[Dataset records]
>>

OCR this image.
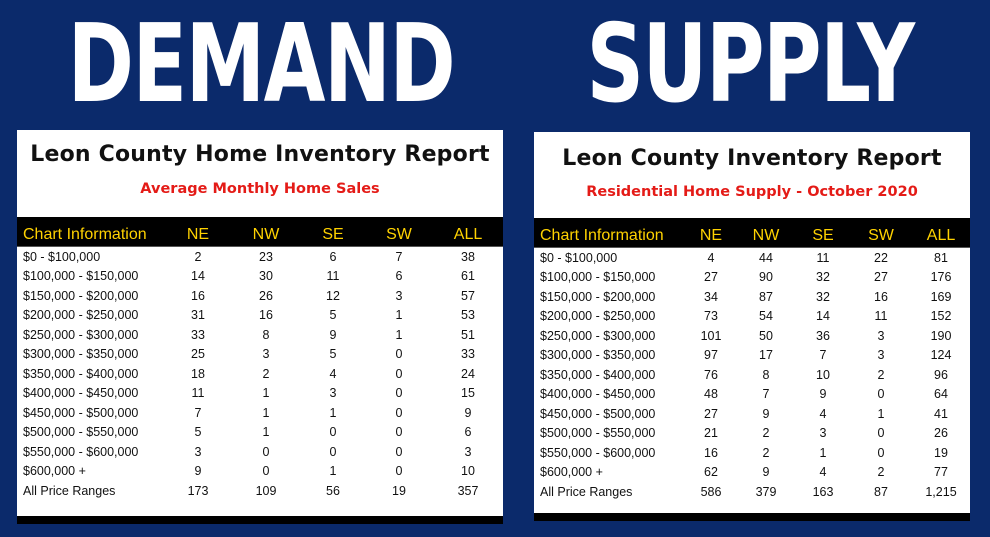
DEMAND SUPPLY
Leon County Home Inventory Report

Average Monthly Home Sales

Chart Information	NE	NW	SE	SW	ALL
$0 - $100,000	2	23	6	7	38
$100,000 - $150,000	14	30	11	6	61
$150,000 - $200,000	16	26	12	3	57
$200,000 - $250,000	31	16	5	1	53
$250,000 - $300,000	33	8	9	1	51
$300,000 - $350,000	25	3	5	0	33
$350,000 - $400,000	18	2	4	0	24
$400,000 - $450,000	11	1	3	0	15
$450,000 - $500,000	7	1	1	0	9
$500,000 - $550,000	5	1	0	0	6
$550,000 - $600,000	3	0	0	0	3
$600,000 +	9	0	1	0	10
All Price Ranges	173	109	56	19	357
Leon County Inventory Report

Residential Home Supply - October 2020

Chart Information	NE	NW	SE	SW	ALL
$0 - $100,000	4	44	11	22	81
$100,000 - $150,000	27	90	32	27	176
$150,000 - $200,000	34	87	32	16	169
$200,000 - $250,000	73	54	14	11	152
$250,000 - $300,000	101	50	36	3	190
$300,000 - $350,000	97	17	7	3	124
$350,000 - $400,000	76	8	10	2	96
$400,000 - $450,000	48	7	9	0	64
$450,000 - $500,000	27	9	4	1	41
$500,000 - $550,000	21	2	3	0	26
$550,000 - $600,000	16	2	1	0	19
$600,000 +	62	9	4	2	77
All Price Ranges	586	379	163	87	1,215
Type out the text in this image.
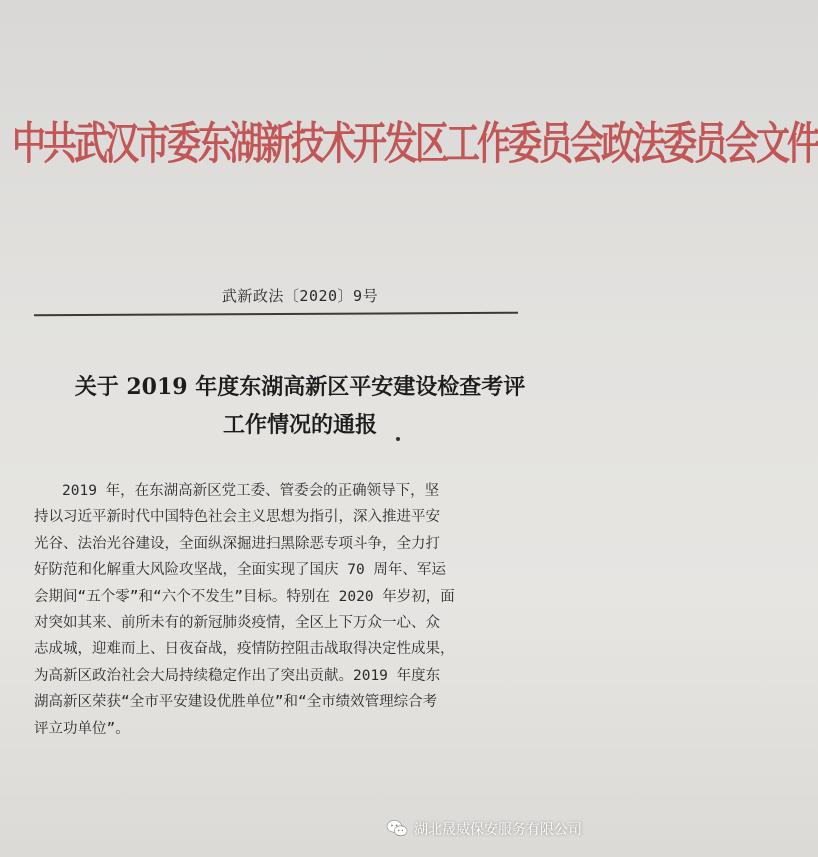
中共武汉市委东湖新技术开发区工作委员会政法委员会文件
武新政法〔2020〕9号
关于 2019 年度东湖高新区平安建设检查考评
工作情况的通报
2019 年，在东湖高新区党工委、管委会的正确领导下，坚
持以习近平新时代中国特色社会主义思想为指引，深入推进平安
光谷、法治光谷建设，全面纵深掘进扫黑除恶专项斗争，全力打
好防范和化解重大风险攻坚战，全面实现了国庆 70 周年、军运
会期间“五个零”和“六个不发生”目标。特别在 2020 年岁初，面
对突如其来、前所未有的新冠肺炎疫情，全区上下万众一心、众
志成城，迎难而上、日夜奋战，疫情防控阻击战取得决定性成果，
为高新区政治社会大局持续稳定作出了突出贡献。2019 年度东
湖高新区荣获“全市平安建设优胜单位”和“全市绩效管理综合考
评立功单位”。
湖北晟威保安服务有限公司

<<

*GOAL*. Go over the data above and copy every line that has the word "image" in it.

*EXPECTED OUTPUT*.
OCR this image.
Type out the text in this image.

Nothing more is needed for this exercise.